Dataset listings of figures:

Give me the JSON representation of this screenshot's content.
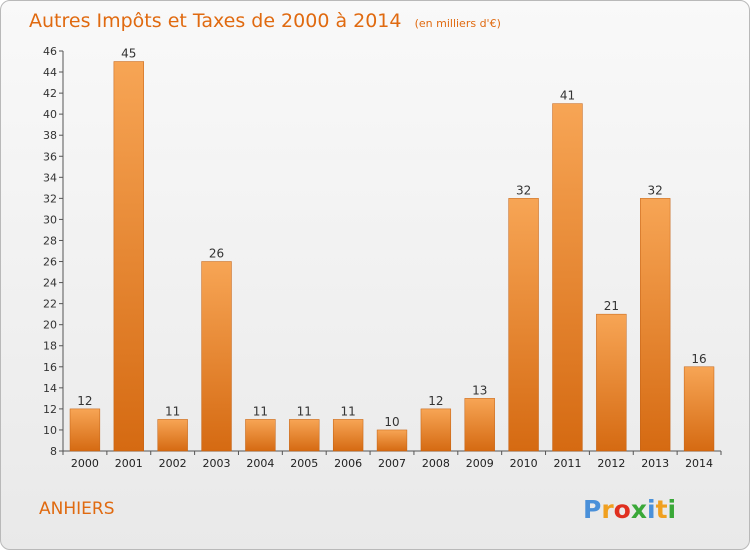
{
  "chart_data": {
    "type": "bar",
    "title": "Autres Impôts et Taxes de 2000 à 2014",
    "subtitle": "(en milliers d'€)",
    "categories": [
      "2000",
      "2001",
      "2002",
      "2003",
      "2004",
      "2005",
      "2006",
      "2007",
      "2008",
      "2009",
      "2010",
      "2011",
      "2012",
      "2013",
      "2014"
    ],
    "values": [
      12,
      45,
      11,
      26,
      11,
      11,
      11,
      10,
      12,
      13,
      32,
      41,
      21,
      32,
      16
    ],
    "ylim": [
      8,
      46
    ],
    "yticks": [
      8,
      10,
      12,
      14,
      16,
      18,
      20,
      22,
      24,
      26,
      28,
      30,
      32,
      34,
      36,
      38,
      40,
      42,
      44,
      46
    ],
    "grid": false,
    "bar_color": "#f08c30"
  },
  "commune": "ANHIERS",
  "logo": {
    "letters": [
      "P",
      "r",
      "o",
      "x",
      "i",
      "t",
      "i"
    ],
    "colors": [
      "#4a90d9",
      "#f0a020",
      "#e03020",
      "#3aa838",
      "#4a90d9",
      "#f0a020",
      "#3aa838"
    ]
  }
}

CHALLENGE: Return the material word for word. Pictures are not part of the copy.

SOLUTION TO THIS TASK:
Give me the JSON representation of this screenshot's content.
{
  "chart_data": {
    "type": "bar",
    "title": "Autres Impôts et Taxes de 2000 à 2014",
    "subtitle": "(en milliers d'€)",
    "categories": [
      "2000",
      "2001",
      "2002",
      "2003",
      "2004",
      "2005",
      "2006",
      "2007",
      "2008",
      "2009",
      "2010",
      "2011",
      "2012",
      "2013",
      "2014"
    ],
    "values": [
      12,
      45,
      11,
      26,
      11,
      11,
      11,
      10,
      12,
      13,
      32,
      41,
      21,
      32,
      16
    ],
    "ylim": [
      8,
      46
    ],
    "yticks": [
      8,
      10,
      12,
      14,
      16,
      18,
      20,
      22,
      24,
      26,
      28,
      30,
      32,
      34,
      36,
      38,
      40,
      42,
      44,
      46
    ],
    "grid": false,
    "bar_color": "#f08c30"
  },
  "commune": "ANHIERS",
  "logo": {
    "letters": [
      "P",
      "r",
      "o",
      "x",
      "i",
      "t",
      "i"
    ],
    "colors": [
      "#4a90d9",
      "#f0a020",
      "#e03020",
      "#3aa838",
      "#4a90d9",
      "#f0a020",
      "#3aa838"
    ]
  }
}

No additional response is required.